======== Provided records

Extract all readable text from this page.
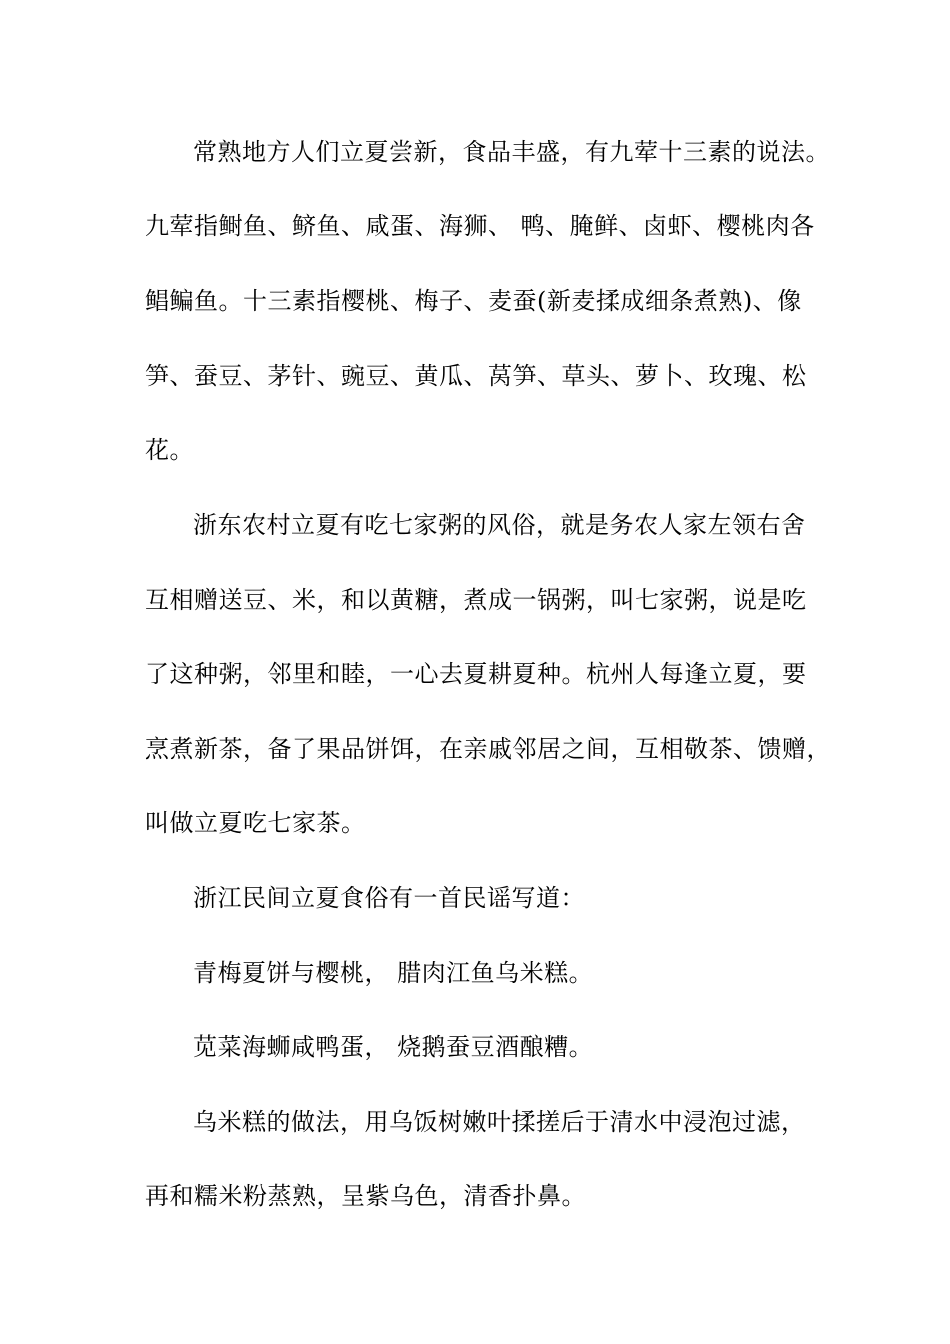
常熟地方人们立夏尝新，食品丰盛，有九荤十三素的说法。
九荤指鲥鱼、鲚鱼、咸蛋、海狮、 鸭、腌鲜、卤虾、樱桃肉各
鲳鳊鱼。十三素指樱桃、梅子、麦蚕(新麦揉成细条煮熟)、像
笋、蚕豆、茅针、豌豆、黄瓜、莴笋、草头、萝卜、玫瑰、松
花。
浙东农村立夏有吃七家粥的风俗，就是务农人家左领右舍
互相赠送豆、米，和以黄糖，煮成一锅粥，叫七家粥，说是吃
了这种粥，邻里和睦，一心去夏耕夏种。杭州人每逢立夏，要
烹煮新茶，备了果品饼饵，在亲戚邻居之间，互相敬茶、馈赠，
叫做立夏吃七家茶。
浙江民间立夏食俗有一首民谣写道：
青梅夏饼与樱桃， 腊肉江鱼乌米糕。
苋菜海蛳咸鸭蛋， 烧鹅蚕豆酒酿糟。
乌米糕的做法，用乌饭树嫩叶揉搓后于清水中浸泡过滤，
再和糯米粉蒸熟，呈紫乌色，清香扑鼻。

================

What you have to do
Can you repeat every record above exactly, apart from the pictures?

Exercise answer
Extract all readable text from this page.
常熟地方人们立夏尝新，食品丰盛，有九荤十三素的说法。
九荤指鲥鱼、鲚鱼、咸蛋、海狮、 鸭、腌鲜、卤虾、樱桃肉各
鲳鳊鱼。十三素指樱桃、梅子、麦蚕(新麦揉成细条煮熟)、像
笋、蚕豆、茅针、豌豆、黄瓜、莴笋、草头、萝卜、玫瑰、松
花。
浙东农村立夏有吃七家粥的风俗，就是务农人家左领右舍
互相赠送豆、米，和以黄糖，煮成一锅粥，叫七家粥，说是吃
了这种粥，邻里和睦，一心去夏耕夏种。杭州人每逢立夏，要
烹煮新茶，备了果品饼饵，在亲戚邻居之间，互相敬茶、馈赠，
叫做立夏吃七家茶。
浙江民间立夏食俗有一首民谣写道：
青梅夏饼与樱桃， 腊肉江鱼乌米糕。
苋菜海蛳咸鸭蛋， 烧鹅蚕豆酒酿糟。
乌米糕的做法，用乌饭树嫩叶揉搓后于清水中浸泡过滤，
再和糯米粉蒸熟，呈紫乌色，清香扑鼻。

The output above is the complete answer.